___ Record list

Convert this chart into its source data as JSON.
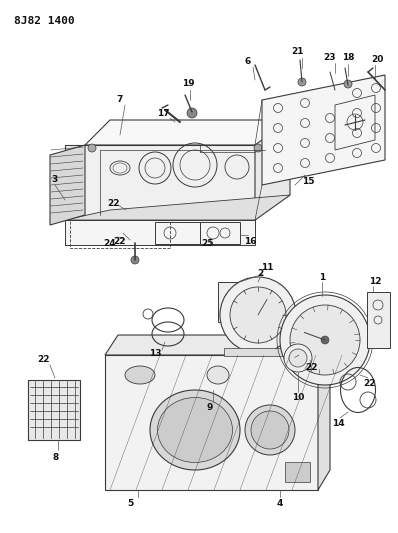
{
  "title": "8J82 1400",
  "bg_color": "#ffffff",
  "line_color": "#3a3a3a",
  "text_color": "#111111",
  "fig_width": 3.98,
  "fig_height": 5.33,
  "dpi": 100
}
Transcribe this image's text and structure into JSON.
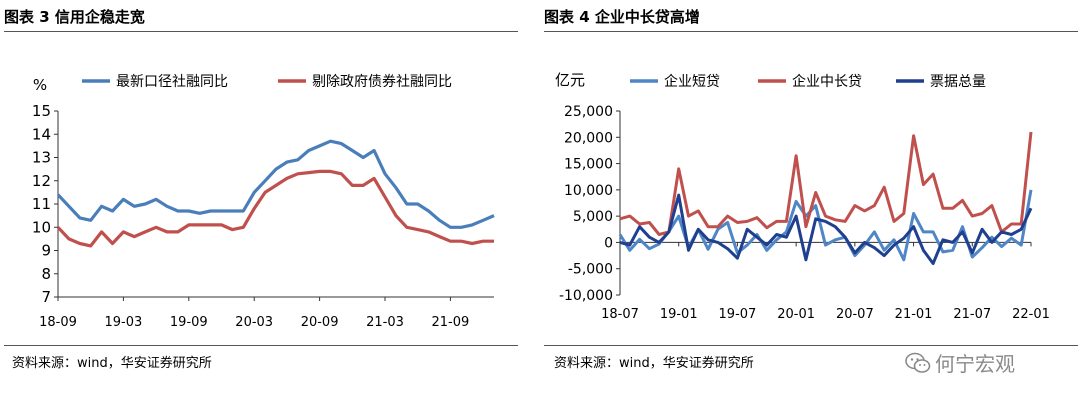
{
  "charts": [
    {
      "title": "图表 3  信用企稳走宽",
      "source": "资料来源：wind，华安证券研究所"
    },
    {
      "title": "图表 4  企业中长贷高增",
      "source": "资料来源：wind，华安证券研究所"
    }
  ],
  "watermark": {
    "text": "何宁宏观",
    "icon": "wechat-icon"
  },
  "chart_data": [
    {
      "type": "line",
      "title": "信用企稳走宽",
      "ylabel": "%",
      "ylim": [
        7,
        15
      ],
      "yticks": [
        7,
        8,
        9,
        10,
        11,
        12,
        13,
        14,
        15
      ],
      "x": [
        "18-09",
        "18-10",
        "18-11",
        "18-12",
        "19-01",
        "19-02",
        "19-03",
        "19-04",
        "19-05",
        "19-06",
        "19-07",
        "19-08",
        "19-09",
        "19-10",
        "19-11",
        "19-12",
        "20-01",
        "20-02",
        "20-03",
        "20-04",
        "20-05",
        "20-06",
        "20-07",
        "20-08",
        "20-09",
        "20-10",
        "20-11",
        "20-12",
        "21-01",
        "21-02",
        "21-03",
        "21-04",
        "21-05",
        "21-06",
        "21-07",
        "21-08",
        "21-09",
        "21-10",
        "21-11",
        "21-12",
        "22-01"
      ],
      "xticks": [
        "18-09",
        "19-03",
        "19-09",
        "20-03",
        "20-09",
        "21-03",
        "21-09"
      ],
      "series": [
        {
          "name": "最新口径社融同比",
          "color": "#4a7ebb",
          "values": [
            11.4,
            10.9,
            10.4,
            10.3,
            10.9,
            10.7,
            11.2,
            10.9,
            11.0,
            11.2,
            10.9,
            10.7,
            10.7,
            10.6,
            10.7,
            10.7,
            10.7,
            10.7,
            11.5,
            12.0,
            12.5,
            12.8,
            12.9,
            13.3,
            13.5,
            13.7,
            13.6,
            13.3,
            13.0,
            13.3,
            12.3,
            11.7,
            11.0,
            11.0,
            10.7,
            10.3,
            10.0,
            10.0,
            10.1,
            10.3,
            10.5
          ]
        },
        {
          "name": "剔除政府债券社融同比",
          "color": "#c0504d",
          "values": [
            10.0,
            9.5,
            9.3,
            9.2,
            9.8,
            9.3,
            9.8,
            9.6,
            9.8,
            10.0,
            9.8,
            9.8,
            10.1,
            10.1,
            10.1,
            10.1,
            9.9,
            10.0,
            10.8,
            11.5,
            11.8,
            12.1,
            12.3,
            12.35,
            12.4,
            12.4,
            12.3,
            11.8,
            11.8,
            12.1,
            11.3,
            10.5,
            10.0,
            9.9,
            9.8,
            9.6,
            9.4,
            9.4,
            9.3,
            9.4,
            9.4
          ]
        }
      ]
    },
    {
      "type": "line",
      "title": "企业中长贷高增",
      "ylabel": "亿元",
      "ylim": [
        -10000,
        25000
      ],
      "yticks": [
        -10000,
        -5000,
        0,
        5000,
        10000,
        15000,
        20000,
        25000
      ],
      "ytick_labels": [
        "-10,000",
        "-5,000",
        "0",
        "5,000",
        "10,000",
        "15,000",
        "20,000",
        "25,000"
      ],
      "x": [
        "18-07",
        "18-08",
        "18-09",
        "18-10",
        "18-11",
        "18-12",
        "19-01",
        "19-02",
        "19-03",
        "19-04",
        "19-05",
        "19-06",
        "19-07",
        "19-08",
        "19-09",
        "19-10",
        "19-11",
        "19-12",
        "20-01",
        "20-02",
        "20-03",
        "20-04",
        "20-05",
        "20-06",
        "20-07",
        "20-08",
        "20-09",
        "20-10",
        "20-11",
        "20-12",
        "21-01",
        "21-02",
        "21-03",
        "21-04",
        "21-05",
        "21-06",
        "21-07",
        "21-08",
        "21-09",
        "21-10",
        "21-11",
        "21-12",
        "22-01"
      ],
      "xticks": [
        "18-07",
        "19-01",
        "19-07",
        "20-01",
        "20-07",
        "21-01",
        "21-07",
        "22-01"
      ],
      "series": [
        {
          "name": "企业短贷",
          "color": "#4f86c6",
          "values": [
            1500,
            -1500,
            600,
            -1200,
            -300,
            2100,
            5000,
            -1000,
            2500,
            -1300,
            2500,
            3800,
            -2000,
            -500,
            1500,
            -1500,
            500,
            2000,
            7800,
            5000,
            7000,
            -500,
            500,
            1000,
            -2500,
            -500,
            2000,
            -1500,
            500,
            -3300,
            5500,
            2000,
            2000,
            -1800,
            -1500,
            3000,
            -2800,
            -1000,
            1000,
            -800,
            800,
            -500,
            10000
          ]
        },
        {
          "name": "企业中长贷",
          "color": "#c0504d",
          "values": [
            4500,
            5000,
            3500,
            3800,
            1500,
            2000,
            14000,
            5000,
            6000,
            3000,
            3000,
            5000,
            3800,
            4000,
            4700,
            2800,
            4000,
            4000,
            16500,
            3000,
            9500,
            5000,
            4300,
            4000,
            7000,
            6000,
            7000,
            10500,
            4000,
            5500,
            20300,
            11000,
            13000,
            6500,
            6500,
            8000,
            5000,
            5500,
            7000,
            2000,
            3500,
            3500,
            21000
          ]
        },
        {
          "name": "票据总量",
          "color": "#1f3f8f",
          "values": [
            0,
            -500,
            3000,
            1000,
            0,
            2000,
            9000,
            -1500,
            2500,
            500,
            0,
            -1200,
            -3000,
            2500,
            1000,
            -500,
            1500,
            1000,
            5000,
            -3300,
            4500,
            4000,
            3000,
            1000,
            -2000,
            0,
            -1000,
            -2500,
            -500,
            800,
            3000,
            -1500,
            -4000,
            500,
            0,
            2000,
            -2000,
            2500,
            0,
            2000,
            1500,
            2500,
            6500
          ]
        }
      ]
    }
  ]
}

______

- [Job]
All of the material above needs to be restated exactly, with no pictures.

- [Correct result]
Convert this chart into its source data as JSON.
{
  "title": "8J82 1400",
  "bg_color": "#ffffff",
  "line_color": "#3a3a3a",
  "text_color": "#111111",
  "fig_width": 3.98,
  "fig_height": 5.33,
  "dpi": 100
}
Transcribe this image's text and structure into JSON.
{
  "charts": [
    {
      "title": "图表 3  信用企稳走宽",
      "source": "资料来源：wind，华安证券研究所"
    },
    {
      "title": "图表 4  企业中长贷高增",
      "source": "资料来源：wind，华安证券研究所"
    }
  ],
  "watermark": {
    "text": "何宁宏观",
    "icon": "wechat-icon"
  },
  "chart_data": [
    {
      "type": "line",
      "title": "信用企稳走宽",
      "ylabel": "%",
      "ylim": [
        7,
        15
      ],
      "yticks": [
        7,
        8,
        9,
        10,
        11,
        12,
        13,
        14,
        15
      ],
      "x": [
        "18-09",
        "18-10",
        "18-11",
        "18-12",
        "19-01",
        "19-02",
        "19-03",
        "19-04",
        "19-05",
        "19-06",
        "19-07",
        "19-08",
        "19-09",
        "19-10",
        "19-11",
        "19-12",
        "20-01",
        "20-02",
        "20-03",
        "20-04",
        "20-05",
        "20-06",
        "20-07",
        "20-08",
        "20-09",
        "20-10",
        "20-11",
        "20-12",
        "21-01",
        "21-02",
        "21-03",
        "21-04",
        "21-05",
        "21-06",
        "21-07",
        "21-08",
        "21-09",
        "21-10",
        "21-11",
        "21-12",
        "22-01"
      ],
      "xticks": [
        "18-09",
        "19-03",
        "19-09",
        "20-03",
        "20-09",
        "21-03",
        "21-09"
      ],
      "series": [
        {
          "name": "最新口径社融同比",
          "color": "#4a7ebb",
          "values": [
            11.4,
            10.9,
            10.4,
            10.3,
            10.9,
            10.7,
            11.2,
            10.9,
            11.0,
            11.2,
            10.9,
            10.7,
            10.7,
            10.6,
            10.7,
            10.7,
            10.7,
            10.7,
            11.5,
            12.0,
            12.5,
            12.8,
            12.9,
            13.3,
            13.5,
            13.7,
            13.6,
            13.3,
            13.0,
            13.3,
            12.3,
            11.7,
            11.0,
            11.0,
            10.7,
            10.3,
            10.0,
            10.0,
            10.1,
            10.3,
            10.5
          ]
        },
        {
          "name": "剔除政府债券社融同比",
          "color": "#c0504d",
          "values": [
            10.0,
            9.5,
            9.3,
            9.2,
            9.8,
            9.3,
            9.8,
            9.6,
            9.8,
            10.0,
            9.8,
            9.8,
            10.1,
            10.1,
            10.1,
            10.1,
            9.9,
            10.0,
            10.8,
            11.5,
            11.8,
            12.1,
            12.3,
            12.35,
            12.4,
            12.4,
            12.3,
            11.8,
            11.8,
            12.1,
            11.3,
            10.5,
            10.0,
            9.9,
            9.8,
            9.6,
            9.4,
            9.4,
            9.3,
            9.4,
            9.4
          ]
        }
      ]
    },
    {
      "type": "line",
      "title": "企业中长贷高增",
      "ylabel": "亿元",
      "ylim": [
        -10000,
        25000
      ],
      "yticks": [
        -10000,
        -5000,
        0,
        5000,
        10000,
        15000,
        20000,
        25000
      ],
      "ytick_labels": [
        "-10,000",
        "-5,000",
        "0",
        "5,000",
        "10,000",
        "15,000",
        "20,000",
        "25,000"
      ],
      "x": [
        "18-07",
        "18-08",
        "18-09",
        "18-10",
        "18-11",
        "18-12",
        "19-01",
        "19-02",
        "19-03",
        "19-04",
        "19-05",
        "19-06",
        "19-07",
        "19-08",
        "19-09",
        "19-10",
        "19-11",
        "19-12",
        "20-01",
        "20-02",
        "20-03",
        "20-04",
        "20-05",
        "20-06",
        "20-07",
        "20-08",
        "20-09",
        "20-10",
        "20-11",
        "20-12",
        "21-01",
        "21-02",
        "21-03",
        "21-04",
        "21-05",
        "21-06",
        "21-07",
        "21-08",
        "21-09",
        "21-10",
        "21-11",
        "21-12",
        "22-01"
      ],
      "xticks": [
        "18-07",
        "19-01",
        "19-07",
        "20-01",
        "20-07",
        "21-01",
        "21-07",
        "22-01"
      ],
      "series": [
        {
          "name": "企业短贷",
          "color": "#4f86c6",
          "values": [
            1500,
            -1500,
            600,
            -1200,
            -300,
            2100,
            5000,
            -1000,
            2500,
            -1300,
            2500,
            3800,
            -2000,
            -500,
            1500,
            -1500,
            500,
            2000,
            7800,
            5000,
            7000,
            -500,
            500,
            1000,
            -2500,
            -500,
            2000,
            -1500,
            500,
            -3300,
            5500,
            2000,
            2000,
            -1800,
            -1500,
            3000,
            -2800,
            -1000,
            1000,
            -800,
            800,
            -500,
            10000
          ]
        },
        {
          "name": "企业中长贷",
          "color": "#c0504d",
          "values": [
            4500,
            5000,
            3500,
            3800,
            1500,
            2000,
            14000,
            5000,
            6000,
            3000,
            3000,
            5000,
            3800,
            4000,
            4700,
            2800,
            4000,
            4000,
            16500,
            3000,
            9500,
            5000,
            4300,
            4000,
            7000,
            6000,
            7000,
            10500,
            4000,
            5500,
            20300,
            11000,
            13000,
            6500,
            6500,
            8000,
            5000,
            5500,
            7000,
            2000,
            3500,
            3500,
            21000
          ]
        },
        {
          "name": "票据总量",
          "color": "#1f3f8f",
          "values": [
            0,
            -500,
            3000,
            1000,
            0,
            2000,
            9000,
            -1500,
            2500,
            500,
            0,
            -1200,
            -3000,
            2500,
            1000,
            -500,
            1500,
            1000,
            5000,
            -3300,
            4500,
            4000,
            3000,
            1000,
            -2000,
            0,
            -1000,
            -2500,
            -500,
            800,
            3000,
            -1500,
            -4000,
            500,
            0,
            2000,
            -2000,
            2500,
            0,
            2000,
            1500,
            2500,
            6500
          ]
        }
      ]
    }
  ]
}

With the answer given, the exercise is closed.